### TASK BRIEF:
Lines containing the word "价上升到" should be extracted in full.
** Start of DATA ENTRIES **
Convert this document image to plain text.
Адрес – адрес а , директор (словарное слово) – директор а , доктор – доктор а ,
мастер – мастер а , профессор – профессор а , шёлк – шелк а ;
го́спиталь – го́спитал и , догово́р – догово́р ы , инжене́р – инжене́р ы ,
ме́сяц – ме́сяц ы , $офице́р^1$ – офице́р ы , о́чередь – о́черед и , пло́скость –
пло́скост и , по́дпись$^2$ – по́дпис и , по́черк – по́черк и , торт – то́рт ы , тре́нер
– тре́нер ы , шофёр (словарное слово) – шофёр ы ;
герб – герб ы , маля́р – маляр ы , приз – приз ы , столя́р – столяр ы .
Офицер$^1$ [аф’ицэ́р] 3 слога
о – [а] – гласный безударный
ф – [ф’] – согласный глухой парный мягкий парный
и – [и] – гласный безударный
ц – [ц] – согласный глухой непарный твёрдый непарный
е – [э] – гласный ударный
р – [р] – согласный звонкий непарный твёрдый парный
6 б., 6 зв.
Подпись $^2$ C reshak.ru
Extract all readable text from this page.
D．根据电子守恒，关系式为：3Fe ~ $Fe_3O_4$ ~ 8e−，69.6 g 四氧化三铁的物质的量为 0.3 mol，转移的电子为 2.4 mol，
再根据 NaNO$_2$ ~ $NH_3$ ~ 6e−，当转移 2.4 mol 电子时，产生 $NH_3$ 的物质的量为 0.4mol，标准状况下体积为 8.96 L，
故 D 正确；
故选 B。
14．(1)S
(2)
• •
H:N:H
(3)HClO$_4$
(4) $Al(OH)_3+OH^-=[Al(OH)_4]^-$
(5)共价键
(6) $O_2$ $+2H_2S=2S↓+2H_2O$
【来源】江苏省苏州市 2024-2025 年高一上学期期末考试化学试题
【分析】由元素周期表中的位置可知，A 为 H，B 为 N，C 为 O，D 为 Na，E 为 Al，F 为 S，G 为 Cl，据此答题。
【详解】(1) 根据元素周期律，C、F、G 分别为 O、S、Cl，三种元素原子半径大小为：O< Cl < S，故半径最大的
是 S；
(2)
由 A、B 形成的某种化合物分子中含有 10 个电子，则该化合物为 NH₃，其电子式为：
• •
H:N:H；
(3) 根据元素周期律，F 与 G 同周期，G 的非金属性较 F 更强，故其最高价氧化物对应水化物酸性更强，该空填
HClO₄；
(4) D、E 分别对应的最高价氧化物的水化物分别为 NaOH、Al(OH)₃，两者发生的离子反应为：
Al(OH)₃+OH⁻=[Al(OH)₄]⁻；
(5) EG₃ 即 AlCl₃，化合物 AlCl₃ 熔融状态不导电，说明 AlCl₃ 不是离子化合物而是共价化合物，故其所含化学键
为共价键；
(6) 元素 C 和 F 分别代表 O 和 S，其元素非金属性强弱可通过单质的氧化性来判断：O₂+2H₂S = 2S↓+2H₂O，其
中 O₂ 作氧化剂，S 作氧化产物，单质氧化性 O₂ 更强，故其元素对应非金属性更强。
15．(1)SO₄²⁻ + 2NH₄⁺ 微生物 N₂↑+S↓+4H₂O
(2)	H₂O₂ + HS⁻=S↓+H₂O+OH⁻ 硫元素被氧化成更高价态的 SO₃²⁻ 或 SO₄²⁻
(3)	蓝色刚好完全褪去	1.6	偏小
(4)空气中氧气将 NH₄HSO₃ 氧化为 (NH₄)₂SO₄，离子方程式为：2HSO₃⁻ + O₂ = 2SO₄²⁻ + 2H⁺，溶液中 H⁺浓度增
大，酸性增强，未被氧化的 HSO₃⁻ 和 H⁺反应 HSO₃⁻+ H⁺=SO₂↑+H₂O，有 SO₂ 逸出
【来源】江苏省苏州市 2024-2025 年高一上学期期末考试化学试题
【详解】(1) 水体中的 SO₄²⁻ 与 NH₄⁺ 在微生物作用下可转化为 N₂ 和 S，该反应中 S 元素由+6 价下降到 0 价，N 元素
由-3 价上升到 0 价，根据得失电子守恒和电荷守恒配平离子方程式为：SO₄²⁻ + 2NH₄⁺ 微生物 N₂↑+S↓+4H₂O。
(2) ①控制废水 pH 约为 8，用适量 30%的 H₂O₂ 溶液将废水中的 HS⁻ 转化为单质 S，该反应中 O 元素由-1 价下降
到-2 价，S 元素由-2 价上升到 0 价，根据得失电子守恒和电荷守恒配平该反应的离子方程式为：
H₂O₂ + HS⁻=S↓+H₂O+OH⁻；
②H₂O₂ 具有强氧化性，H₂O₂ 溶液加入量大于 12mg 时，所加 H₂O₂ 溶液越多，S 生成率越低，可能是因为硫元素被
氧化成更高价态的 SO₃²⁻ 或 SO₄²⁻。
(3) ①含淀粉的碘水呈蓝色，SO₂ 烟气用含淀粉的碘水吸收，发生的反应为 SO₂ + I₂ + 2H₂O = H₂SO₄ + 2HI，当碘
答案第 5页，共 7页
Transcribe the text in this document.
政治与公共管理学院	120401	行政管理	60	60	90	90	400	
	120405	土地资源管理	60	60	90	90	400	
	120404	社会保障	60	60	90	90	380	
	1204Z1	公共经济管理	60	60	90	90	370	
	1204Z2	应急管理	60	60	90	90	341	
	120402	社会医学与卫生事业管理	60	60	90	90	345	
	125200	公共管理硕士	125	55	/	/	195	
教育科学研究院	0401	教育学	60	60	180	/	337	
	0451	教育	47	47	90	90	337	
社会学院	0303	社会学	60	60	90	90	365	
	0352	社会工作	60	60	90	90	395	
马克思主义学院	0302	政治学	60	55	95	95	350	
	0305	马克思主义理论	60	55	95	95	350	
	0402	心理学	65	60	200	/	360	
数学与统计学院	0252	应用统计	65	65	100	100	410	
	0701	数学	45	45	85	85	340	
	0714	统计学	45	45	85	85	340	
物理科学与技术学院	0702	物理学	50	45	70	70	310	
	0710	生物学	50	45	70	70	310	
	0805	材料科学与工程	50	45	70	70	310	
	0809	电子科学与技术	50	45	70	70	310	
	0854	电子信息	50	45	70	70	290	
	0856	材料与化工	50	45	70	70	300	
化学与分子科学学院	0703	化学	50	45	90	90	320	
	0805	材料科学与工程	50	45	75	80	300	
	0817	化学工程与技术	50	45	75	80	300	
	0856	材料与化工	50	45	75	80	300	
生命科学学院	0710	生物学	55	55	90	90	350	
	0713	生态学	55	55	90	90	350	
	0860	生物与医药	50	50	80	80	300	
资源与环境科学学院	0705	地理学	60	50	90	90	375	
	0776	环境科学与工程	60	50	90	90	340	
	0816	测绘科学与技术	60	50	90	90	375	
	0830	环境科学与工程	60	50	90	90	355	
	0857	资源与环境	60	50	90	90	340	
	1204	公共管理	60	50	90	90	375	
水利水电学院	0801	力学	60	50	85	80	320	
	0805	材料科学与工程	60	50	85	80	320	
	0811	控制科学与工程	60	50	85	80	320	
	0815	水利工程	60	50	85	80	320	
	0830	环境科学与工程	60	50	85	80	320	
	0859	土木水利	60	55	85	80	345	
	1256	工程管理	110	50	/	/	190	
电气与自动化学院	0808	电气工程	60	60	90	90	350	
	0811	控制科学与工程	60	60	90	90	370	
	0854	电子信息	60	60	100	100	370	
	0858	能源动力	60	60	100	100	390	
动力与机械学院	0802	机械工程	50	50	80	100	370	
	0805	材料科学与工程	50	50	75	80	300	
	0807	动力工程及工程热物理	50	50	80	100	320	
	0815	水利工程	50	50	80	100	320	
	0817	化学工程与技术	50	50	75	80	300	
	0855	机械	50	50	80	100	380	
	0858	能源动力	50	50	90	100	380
** End of DATA ENTRIES **
### EXERCISE SOLUTION:
由-3 价上升到 0 价，根据得失电子守恒和电荷守恒配平离子方程式为：SO₄²⁻ + 2NH₄⁺ 微生物 N₂↑+S↓+4H₂O。
到-2 价，S 元素由-2 价上升到 0 价，根据得失电子守恒和电荷守恒配平该反应的离子方程式为：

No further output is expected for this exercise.